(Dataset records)
--------------------

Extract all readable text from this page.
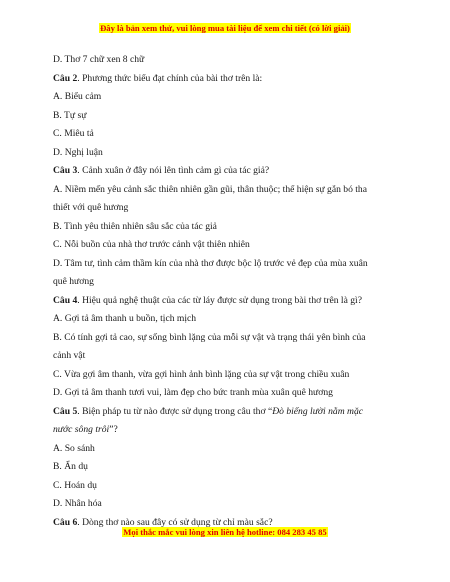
Đây là bản xem thử, vui lòng mua tài liệu để xem chi tiết (có lời giải)
D. Thơ 7 chữ xen 8 chữ
Câu 2. Phương thức biểu đạt chính của bài thơ trên là:
A. Biểu cảm
B. Tự sự
C. Miêu tả
D. Nghị luận
Câu 3. Cảnh xuân ở đây nói lên tình cảm gì của tác giả?
A. Niềm mến yêu cảnh sắc thiên nhiên gần gũi, thân thuộc; thể hiện sự gắn bó tha
thiết với quê hương
B. Tình yêu thiên nhiên sâu sắc của tác giả
C. Nỗi buồn của nhà thơ trước cảnh vật thiên nhiên
D. Tâm tư, tình cảm thầm kín của nhà thơ được bộc lộ trước vẻ đẹp của mùa xuân
quê hương
Câu 4. Hiệu quả nghệ thuật của các từ láy được sử dụng trong bài thơ trên là gì?
A. Gợi tả âm thanh u buồn, tịch mịch
B. Có tính gợi tả cao, sự sống bình lặng của mỗi sự vật và trạng thái yên bình của
cảnh vật
C. Vừa gợi âm thanh, vừa gợi hình ảnh bình lặng của sự vật trong chiều xuân
D. Gợi tả âm thanh tươi vui, làm đẹp cho bức tranh mùa xuân quê hương
Câu 5. Biện pháp tu từ nào được sử dụng trong câu thơ “Đò biếng lười nằm mặc
nước sông trôi”?
A. So sánh
B. Ẩn dụ
C. Hoán dụ
D. Nhân hóa
Câu 6. Dòng thơ nào sau đây có sử dụng từ chỉ màu sắc?
Mọi thắc mắc vui lòng xin liên hệ hotline: 084 283 45 85
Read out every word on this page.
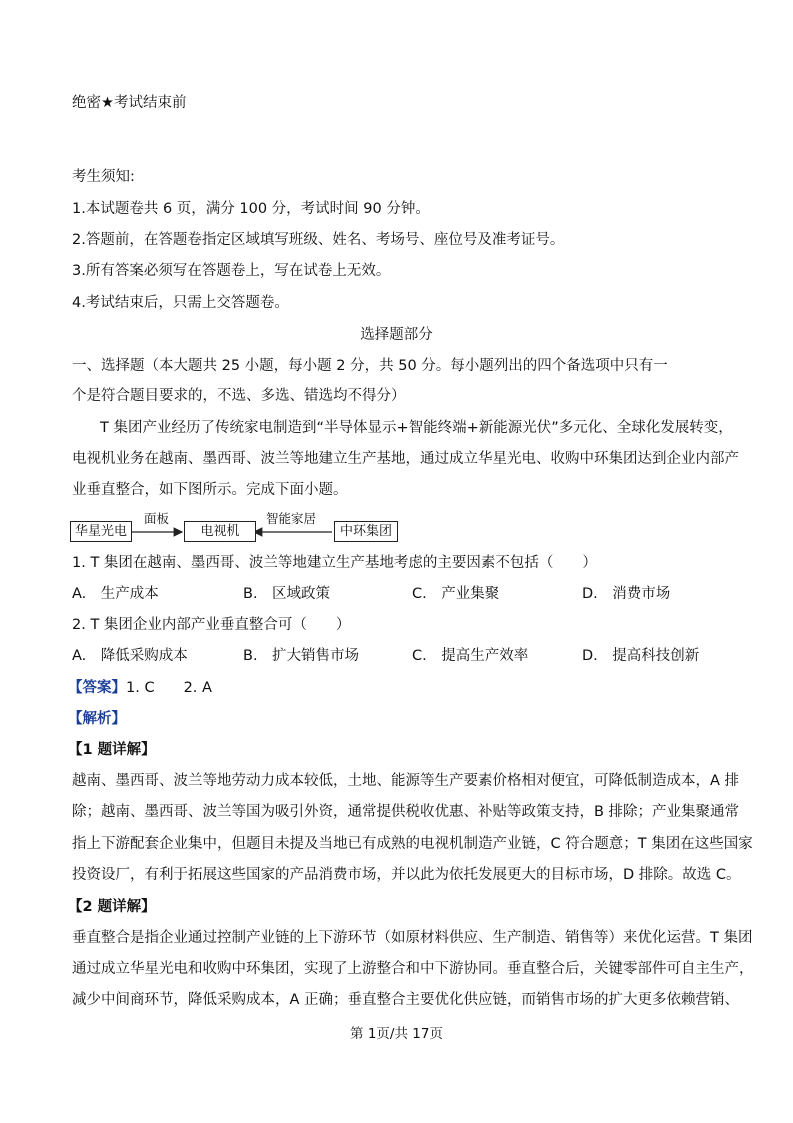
绝密★考试结束前
考生须知:
1.本试题卷共 6 页，满分 100 分，考试时间 90 分钟。
2.答题前，在答题卷指定区域填写班级、姓名、考场号、座位号及准考证号。
3.所有答案必须写在答题卷上，写在试卷上无效。
4.考试结束后，只需上交答题卷。
选择题部分
一、选择题（本大题共 25 小题，每小题 2 分，共 50 分。每小题列出的四个备选项中只有一
个是符合题目要求的，不选、多选、错选均不得分）
T 集团产业经历了传统家电制造到“半导体显示+智能终端+新能源光伏”多元化、全球化发展转变，
电视机业务在越南、墨西哥、波兰等地建立生产基地，通过成立华星光电、收购中环集团达到企业内部产
业垂直整合，如下图所示。完成下面小题。
华星光电
面板
电视机
智能家居
中环集团
1. T 集团在越南、墨西哥、波兰等地建立生产基地考虑的主要因素不包括（　　）
A.　生产成本	B.　区域政策	C.　产业集聚	D.　消费市场
2. T 集团企业内部产业垂直整合可（　　）
A.　降低采购成本	B.　扩大销售市场	C.　提高生产效率	D.　提高科技创新
【答案】1. C　　2. A
【解析】
【1 题详解】
越南、墨西哥、波兰等地劳动力成本较低，土地、能源等生产要素价格相对便宜，可降低制造成本，A 排
除；越南、墨西哥、波兰等国为吸引外资，通常提供税收优惠、补贴等政策支持，B 排除；产业集聚通常
指上下游配套企业集中，但题目未提及当地已有成熟的电视机制造产业链，C 符合题意；T 集团在这些国家
投资设厂，有利于拓展这些国家的产品消费市场，并以此为依托发展更大的目标市场，D 排除。故选 C。
【2 题详解】
垂直整合是指企业通过控制产业链的上下游环节（如原材料供应、生产制造、销售等）来优化运营。T 集团
通过成立华星光电和收购中环集团，实现了上游整合和中下游协同。垂直整合后，关键零部件可自主生产，
减少中间商环节，降低采购成本，A 正确；垂直整合主要优化供应链，而销售市场的扩大更多依赖营销、
第 1页/共 17页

--------------------

Every record gets retyped exactly; no picture goes into the copy.

(Answer for this exercise)
Extract all readable text from this page.
Đây là bản xem thử, vui lòng mua tài liệu để xem chi tiết (có lời giải)
D. Thơ 7 chữ xen 8 chữ
Câu 2. Phương thức biểu đạt chính của bài thơ trên là:
A. Biểu cảm
B. Tự sự
C. Miêu tả
D. Nghị luận
Câu 3. Cảnh xuân ở đây nói lên tình cảm gì của tác giả?
A. Niềm mến yêu cảnh sắc thiên nhiên gần gũi, thân thuộc; thể hiện sự gắn bó tha
thiết với quê hương
B. Tình yêu thiên nhiên sâu sắc của tác giả
C. Nỗi buồn của nhà thơ trước cảnh vật thiên nhiên
D. Tâm tư, tình cảm thầm kín của nhà thơ được bộc lộ trước vẻ đẹp của mùa xuân
quê hương
Câu 4. Hiệu quả nghệ thuật của các từ láy được sử dụng trong bài thơ trên là gì?
A. Gợi tả âm thanh u buồn, tịch mịch
B. Có tính gợi tả cao, sự sống bình lặng của mỗi sự vật và trạng thái yên bình của
cảnh vật
C. Vừa gợi âm thanh, vừa gợi hình ảnh bình lặng của sự vật trong chiều xuân
D. Gợi tả âm thanh tươi vui, làm đẹp cho bức tranh mùa xuân quê hương
Câu 5. Biện pháp tu từ nào được sử dụng trong câu thơ “Đò biếng lười nằm mặc
nước sông trôi”?
A. So sánh
B. Ẩn dụ
C. Hoán dụ
D. Nhân hóa
Câu 6. Dòng thơ nào sau đây có sử dụng từ chỉ màu sắc?
Mọi thắc mắc vui lòng xin liên hệ hotline: 084 283 45 85
Read out every word on this page.
绝密★考试结束前
考生须知:
1.本试题卷共 6 页，满分 100 分，考试时间 90 分钟。
2.答题前，在答题卷指定区域填写班级、姓名、考场号、座位号及准考证号。
3.所有答案必须写在答题卷上，写在试卷上无效。
4.考试结束后，只需上交答题卷。
选择题部分
一、选择题（本大题共 25 小题，每小题 2 分，共 50 分。每小题列出的四个备选项中只有一
个是符合题目要求的，不选、多选、错选均不得分）
T 集团产业经历了传统家电制造到“半导体显示+智能终端+新能源光伏”多元化、全球化发展转变，
电视机业务在越南、墨西哥、波兰等地建立生产基地，通过成立华星光电、收购中环集团达到企业内部产
业垂直整合，如下图所示。完成下面小题。
华星光电
面板
电视机
智能家居
中环集团
1. T 集团在越南、墨西哥、波兰等地建立生产基地考虑的主要因素不包括（　　）
A.　生产成本	B.　区域政策	C.　产业集聚	D.　消费市场
2. T 集团企业内部产业垂直整合可（　　）
A.　降低采购成本	B.　扩大销售市场	C.　提高生产效率	D.　提高科技创新
【答案】1. C　　2. A
【解析】
【1 题详解】
越南、墨西哥、波兰等地劳动力成本较低，土地、能源等生产要素价格相对便宜，可降低制造成本，A 排
除；越南、墨西哥、波兰等国为吸引外资，通常提供税收优惠、补贴等政策支持，B 排除；产业集聚通常
指上下游配套企业集中，但题目未提及当地已有成熟的电视机制造产业链，C 符合题意；T 集团在这些国家
投资设厂，有利于拓展这些国家的产品消费市场，并以此为依托发展更大的目标市场，D 排除。故选 C。
【2 题详解】
垂直整合是指企业通过控制产业链的上下游环节（如原材料供应、生产制造、销售等）来优化运营。T 集团
通过成立华星光电和收购中环集团，实现了上游整合和中下游协同。垂直整合后，关键零部件可自主生产，
减少中间商环节，降低采购成本，A 正确；垂直整合主要优化供应链，而销售市场的扩大更多依赖营销、
第 1页/共 17页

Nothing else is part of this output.